## What to work on
Copy out each line exactly as it appears.

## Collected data
· · · · ·
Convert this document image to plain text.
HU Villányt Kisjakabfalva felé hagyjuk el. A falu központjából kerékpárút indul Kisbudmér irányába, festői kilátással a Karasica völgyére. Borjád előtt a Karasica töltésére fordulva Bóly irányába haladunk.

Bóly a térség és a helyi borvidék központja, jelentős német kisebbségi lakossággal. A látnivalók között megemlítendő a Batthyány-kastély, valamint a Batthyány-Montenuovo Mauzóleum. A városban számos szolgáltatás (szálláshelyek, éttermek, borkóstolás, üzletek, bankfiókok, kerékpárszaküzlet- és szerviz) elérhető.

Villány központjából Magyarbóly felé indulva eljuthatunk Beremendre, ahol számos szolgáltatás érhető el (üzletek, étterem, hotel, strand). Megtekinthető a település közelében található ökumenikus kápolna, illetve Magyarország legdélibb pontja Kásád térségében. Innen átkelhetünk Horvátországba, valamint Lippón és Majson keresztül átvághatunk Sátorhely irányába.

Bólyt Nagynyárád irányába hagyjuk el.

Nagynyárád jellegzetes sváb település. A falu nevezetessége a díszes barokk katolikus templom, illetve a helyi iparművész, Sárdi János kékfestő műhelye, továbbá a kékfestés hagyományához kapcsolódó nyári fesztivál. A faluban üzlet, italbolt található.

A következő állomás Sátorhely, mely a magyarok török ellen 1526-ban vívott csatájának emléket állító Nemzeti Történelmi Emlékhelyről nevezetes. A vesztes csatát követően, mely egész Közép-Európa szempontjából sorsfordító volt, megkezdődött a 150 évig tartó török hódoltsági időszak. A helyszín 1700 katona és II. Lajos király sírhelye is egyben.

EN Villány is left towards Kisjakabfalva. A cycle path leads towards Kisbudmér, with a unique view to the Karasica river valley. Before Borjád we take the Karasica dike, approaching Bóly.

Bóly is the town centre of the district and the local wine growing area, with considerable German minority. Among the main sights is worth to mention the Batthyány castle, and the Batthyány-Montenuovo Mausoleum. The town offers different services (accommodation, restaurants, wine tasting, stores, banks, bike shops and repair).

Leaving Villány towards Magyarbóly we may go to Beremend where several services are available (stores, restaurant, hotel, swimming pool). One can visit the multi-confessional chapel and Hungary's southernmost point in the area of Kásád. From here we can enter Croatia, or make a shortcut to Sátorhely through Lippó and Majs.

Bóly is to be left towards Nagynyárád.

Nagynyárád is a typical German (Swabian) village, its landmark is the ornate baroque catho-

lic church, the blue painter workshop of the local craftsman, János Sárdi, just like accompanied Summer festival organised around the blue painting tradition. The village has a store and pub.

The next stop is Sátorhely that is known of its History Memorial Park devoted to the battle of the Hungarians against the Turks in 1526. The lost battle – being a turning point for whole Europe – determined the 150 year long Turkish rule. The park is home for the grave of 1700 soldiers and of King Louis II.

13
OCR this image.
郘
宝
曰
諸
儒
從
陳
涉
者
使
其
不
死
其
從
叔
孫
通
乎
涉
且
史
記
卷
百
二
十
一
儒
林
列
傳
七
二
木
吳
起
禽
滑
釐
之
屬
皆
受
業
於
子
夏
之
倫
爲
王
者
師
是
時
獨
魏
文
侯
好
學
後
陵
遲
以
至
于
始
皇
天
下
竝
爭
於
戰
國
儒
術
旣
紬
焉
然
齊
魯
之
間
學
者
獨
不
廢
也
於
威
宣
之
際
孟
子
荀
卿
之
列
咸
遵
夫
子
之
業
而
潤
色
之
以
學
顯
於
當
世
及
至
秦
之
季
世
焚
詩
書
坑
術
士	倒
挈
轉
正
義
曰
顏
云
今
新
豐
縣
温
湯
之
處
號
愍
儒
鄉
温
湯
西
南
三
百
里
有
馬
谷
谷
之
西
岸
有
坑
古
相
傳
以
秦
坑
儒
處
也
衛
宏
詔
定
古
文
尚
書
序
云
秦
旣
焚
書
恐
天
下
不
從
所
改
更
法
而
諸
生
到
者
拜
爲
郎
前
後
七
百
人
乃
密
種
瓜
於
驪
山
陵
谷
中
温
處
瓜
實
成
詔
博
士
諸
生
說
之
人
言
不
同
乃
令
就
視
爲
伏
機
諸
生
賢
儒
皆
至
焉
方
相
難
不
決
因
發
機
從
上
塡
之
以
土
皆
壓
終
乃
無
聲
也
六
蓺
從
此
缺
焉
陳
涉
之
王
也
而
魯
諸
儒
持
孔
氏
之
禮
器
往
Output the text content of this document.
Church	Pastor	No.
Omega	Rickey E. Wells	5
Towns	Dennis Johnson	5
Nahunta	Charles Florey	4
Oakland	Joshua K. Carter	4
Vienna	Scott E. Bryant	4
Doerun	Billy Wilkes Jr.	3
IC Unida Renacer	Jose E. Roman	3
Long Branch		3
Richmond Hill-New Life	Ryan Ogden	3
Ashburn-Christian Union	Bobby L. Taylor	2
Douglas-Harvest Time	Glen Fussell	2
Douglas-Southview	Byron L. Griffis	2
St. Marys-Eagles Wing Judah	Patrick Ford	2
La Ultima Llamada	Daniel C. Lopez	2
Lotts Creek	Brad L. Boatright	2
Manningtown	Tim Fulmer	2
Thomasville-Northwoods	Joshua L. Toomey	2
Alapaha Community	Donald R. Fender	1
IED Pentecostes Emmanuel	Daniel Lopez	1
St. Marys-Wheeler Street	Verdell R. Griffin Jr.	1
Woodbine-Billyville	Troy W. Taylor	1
· · · · ·
## Task answer
Convert this document image to plain text.
HU Villányt Kisjakabfalva felé hagyjuk el. A falu központjából kerékpárút indul Kisbudmér irányába, festői kilátással a Karasica völgyére. Borjád előtt a Karasica töltésére fordulva Bóly irányába haladunk.

Bóly a térség és a helyi borvidék központja, jelentős német kisebbségi lakossággal. A látnivalók között megemlítendő a Batthyány-kastély, valamint a Batthyány-Montenuovo Mauzóleum. A városban számos szolgáltatás (szálláshelyek, éttermek, borkóstolás, üzletek, bankfiókok, kerékpárszaküzlet- és szerviz) elérhető.

Villány központjából Magyarbóly felé indulva eljuthatunk Beremendre, ahol számos szolgáltatás érhető el (üzletek, étterem, hotel, strand). Megtekinthető a település közelében található ökumenikus kápolna, illetve Magyarország legdélibb pontja Kásád térségében. Innen átkelhetünk Horvátországba, valamint Lippón és Majson keresztül átvághatunk Sátorhely irányába.

Bólyt Nagynyárád irányába hagyjuk el.

Nagynyárád jellegzetes sváb település. A falu nevezetessége a díszes barokk katolikus templom, illetve a helyi iparművész, Sárdi János kékfestő műhelye, továbbá a kékfestés hagyományához kapcsolódó nyári fesztivál. A faluban üzlet, italbolt található.

A következő állomás Sátorhely, mely a magyarok török ellen 1526-ban vívott csatájának emléket állító Nemzeti Történelmi Emlékhelyről nevezetes. A vesztes csatát követően, mely egész Közép-Európa szempontjából sorsfordító volt, megkezdődött a 150 évig tartó török hódoltsági időszak. A helyszín 1700 katona és II. Lajos király sírhelye is egyben.

EN Villány is left towards Kisjakabfalva. A cycle path leads towards Kisbudmér, with a unique view to the Karasica river valley. Before Borjád we take the Karasica dike, approaching Bóly.

Bóly is the town centre of the district and the local wine growing area, with considerable German minority. Among the main sights is worth to mention the Batthyány castle, and the Batthyány-Montenuovo Mausoleum. The town offers different services (accommodation, restaurants, wine tasting, stores, banks, bike shops and repair).

Leaving Villány towards Magyarbóly we may go to Beremend where several services are available (stores, restaurant, hotel, swimming pool). One can visit the multi-confessional chapel and Hungary's southernmost point in the area of Kásád. From here we can enter Croatia, or make a shortcut to Sátorhely through Lippó and Majs.

Bóly is to be left towards Nagynyárád.

Nagynyárád is a typical German (Swabian) village, its landmark is the ornate baroque catho-

lic church, the blue painter workshop of the local craftsman, János Sárdi, just like accompanied Summer festival organised around the blue painting tradition. The village has a store and pub.

The next stop is Sátorhely that is known of its History Memorial Park devoted to the battle of the Hungarians against the Turks in 1526. The lost battle – being a turning point for whole Europe – determined the 150 year long Turkish rule. The park is home for the grave of 1700 soldiers and of King Louis II.

13
OCR this image.
郘
宝
曰
諸
儒
從
陳
涉
者
使
其
不
死
其
從
叔
孫
通
乎
涉
且
史
記
卷
百
二
十
一
儒
林
列
傳
七
二
木
吳
起
禽
滑
釐
之
屬
皆
受
業
於
子
夏
之
倫
爲
王
者
師
是
時
獨
魏
文
侯
好
學
後
陵
遲
以
至
于
始
皇
天
下
竝
爭
於
戰
國
儒
術
旣
紬
焉
然
齊
魯
之
間
學
者
獨
不
廢
也
於
威
宣
之
際
孟
子
荀
卿
之
列
咸
遵
夫
子
之
業
而
潤
色
之
以
學
顯
於
當
世
及
至
秦
之
季
世
焚
詩
書
坑
術
士	倒
挈
轉
正
義
曰
顏
云
今
新
豐
縣
温
湯
之
處
號
愍
儒
鄉
温
湯
西
南
三
百
里
有
馬
谷
谷
之
西
岸
有
坑
古
相
傳
以
秦
坑
儒
處
也
衛
宏
詔
定
古
文
尚
書
序
云
秦
旣
焚
書
恐
天
下
不
從
所
改
更
法
而
諸
生
到
者
拜
爲
郎
前
後
七
百
人
乃
密
種
瓜
於
驪
山
陵
谷
中
温
處
瓜
實
成
詔
博
士
諸
生
說
之
人
言
不
同
乃
令
就
視
爲
伏
機
諸
生
賢
儒
皆
至
焉
方
相
難
不
決
因
發
機
從
上
塡
之
以
土
皆
壓
終
乃
無
聲
也
六
蓺
從
此
缺
焉
陳
涉
之
王
也
而
魯
諸
儒
持
孔
氏
之
禮
器
往
Output the text content of this document.
Church	Pastor	No.
Omega	Rickey E. Wells	5
Towns	Dennis Johnson	5
Nahunta	Charles Florey	4
Oakland	Joshua K. Carter	4
Vienna	Scott E. Bryant	4
Doerun	Billy Wilkes Jr.	3
IC Unida Renacer	Jose E. Roman	3
Long Branch		3
Richmond Hill-New Life	Ryan Ogden	3
Ashburn-Christian Union	Bobby L. Taylor	2
Douglas-Harvest Time	Glen Fussell	2
Douglas-Southview	Byron L. Griffis	2
St. Marys-Eagles Wing Judah	Patrick Ford	2
La Ultima Llamada	Daniel C. Lopez	2
Lotts Creek	Brad L. Boatright	2
Manningtown	Tim Fulmer	2
Thomasville-Northwoods	Joshua L. Toomey	2
Alapaha Community	Donald R. Fender	1
IED Pentecostes Emmanuel	Daniel Lopez	1
St. Marys-Wheeler Street	Verdell R. Griffin Jr.	1
Woodbine-Billyville	Troy W. Taylor	1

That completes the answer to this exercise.